------ Data entries ------

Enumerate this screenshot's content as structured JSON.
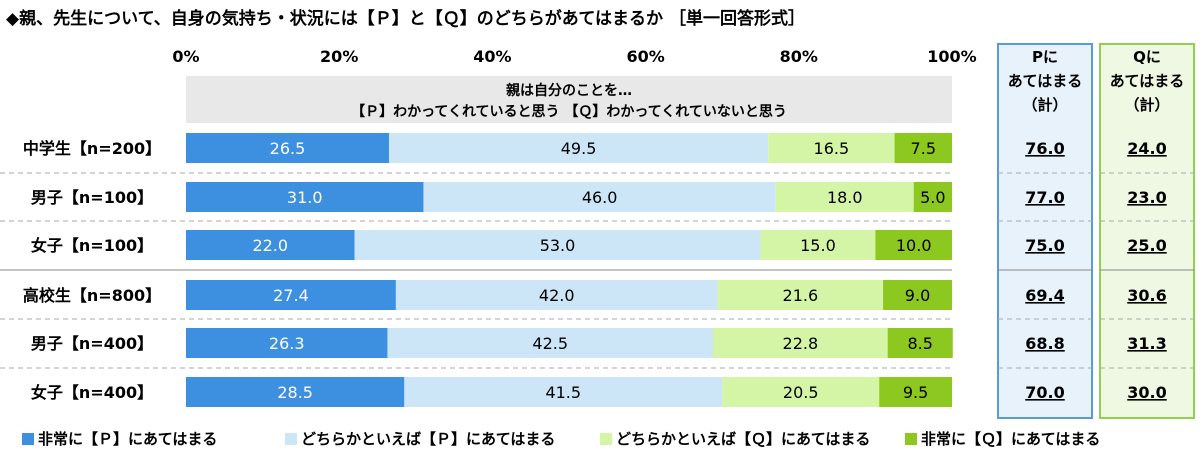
{
  "title": "◆親、先生について、自身の気持ち・状況には【Ｐ】と【Ｑ】のどちらがあてはまるか ［単一回答形式］",
  "chart_data": {
    "type": "bar",
    "orientation": "horizontal",
    "stacked": true,
    "x_ticks": [
      "0%",
      "20%",
      "40%",
      "60%",
      "80%",
      "100%"
    ],
    "xlim": [
      0,
      100
    ],
    "header_lines": [
      "親は自分のことを…",
      "【Ｐ】わかってくれていると思う 【Ｑ】わかってくれていないと思う"
    ],
    "categories": [
      "中学生【n=200】",
      "男子【n=100】",
      "女子【n=100】",
      "高校生【n=800】",
      "男子【n=400】",
      "女子【n=400】"
    ],
    "series": [
      {
        "name": "非常に【Ｐ】にあてはまる",
        "color": "#3d8fe0",
        "values": [
          26.5,
          31.0,
          22.0,
          27.4,
          26.3,
          28.5
        ]
      },
      {
        "name": "どちらかといえば【Ｐ】にあてはまる",
        "color": "#cce6f8",
        "values": [
          49.5,
          46.0,
          53.0,
          42.0,
          42.5,
          41.5
        ]
      },
      {
        "name": "どちらかといえば【Ｑ】にあてはまる",
        "color": "#d4f5a6",
        "values": [
          16.5,
          18.0,
          15.0,
          21.6,
          22.8,
          20.5
        ]
      },
      {
        "name": "非常に【Ｑ】にあてはまる",
        "color": "#8cc820",
        "values": [
          7.5,
          5.0,
          10.0,
          9.0,
          8.5,
          9.5
        ]
      }
    ],
    "summary_columns": [
      {
        "header": [
          "Pに",
          "あてはまる",
          "（計）"
        ],
        "border": "#5b9bd5",
        "fill": "#e8f2fb",
        "values": [
          "76.0",
          "77.0",
          "75.0",
          "69.4",
          "68.8",
          "70.0"
        ]
      },
      {
        "header": [
          "Qに",
          "あてはまる",
          "（計）"
        ],
        "border": "#92d050",
        "fill": "#eef8e2",
        "values": [
          "24.0",
          "23.0",
          "25.0",
          "30.6",
          "31.3",
          "30.0"
        ]
      }
    ],
    "legend_position": "bottom",
    "grid": false
  }
}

------

▶ **Task details**
What comes back should match the records exactly, minus any pictures.

▶ **Result of the exercise**
Enumerate this screenshot's content as structured JSON.
{
  "title": "◆親、先生について、自身の気持ち・状況には【Ｐ】と【Ｑ】のどちらがあてはまるか ［単一回答形式］",
  "chart_data": {
    "type": "bar",
    "orientation": "horizontal",
    "stacked": true,
    "x_ticks": [
      "0%",
      "20%",
      "40%",
      "60%",
      "80%",
      "100%"
    ],
    "xlim": [
      0,
      100
    ],
    "header_lines": [
      "親は自分のことを…",
      "【Ｐ】わかってくれていると思う 【Ｑ】わかってくれていないと思う"
    ],
    "categories": [
      "中学生【n=200】",
      "男子【n=100】",
      "女子【n=100】",
      "高校生【n=800】",
      "男子【n=400】",
      "女子【n=400】"
    ],
    "series": [
      {
        "name": "非常に【Ｐ】にあてはまる",
        "color": "#3d8fe0",
        "values": [
          26.5,
          31.0,
          22.0,
          27.4,
          26.3,
          28.5
        ]
      },
      {
        "name": "どちらかといえば【Ｐ】にあてはまる",
        "color": "#cce6f8",
        "values": [
          49.5,
          46.0,
          53.0,
          42.0,
          42.5,
          41.5
        ]
      },
      {
        "name": "どちらかといえば【Ｑ】にあてはまる",
        "color": "#d4f5a6",
        "values": [
          16.5,
          18.0,
          15.0,
          21.6,
          22.8,
          20.5
        ]
      },
      {
        "name": "非常に【Ｑ】にあてはまる",
        "color": "#8cc820",
        "values": [
          7.5,
          5.0,
          10.0,
          9.0,
          8.5,
          9.5
        ]
      }
    ],
    "summary_columns": [
      {
        "header": [
          "Pに",
          "あてはまる",
          "（計）"
        ],
        "border": "#5b9bd5",
        "fill": "#e8f2fb",
        "values": [
          "76.0",
          "77.0",
          "75.0",
          "69.4",
          "68.8",
          "70.0"
        ]
      },
      {
        "header": [
          "Qに",
          "あてはまる",
          "（計）"
        ],
        "border": "#92d050",
        "fill": "#eef8e2",
        "values": [
          "24.0",
          "23.0",
          "25.0",
          "30.6",
          "31.3",
          "30.0"
        ]
      }
    ],
    "legend_position": "bottom",
    "grid": false
  }
}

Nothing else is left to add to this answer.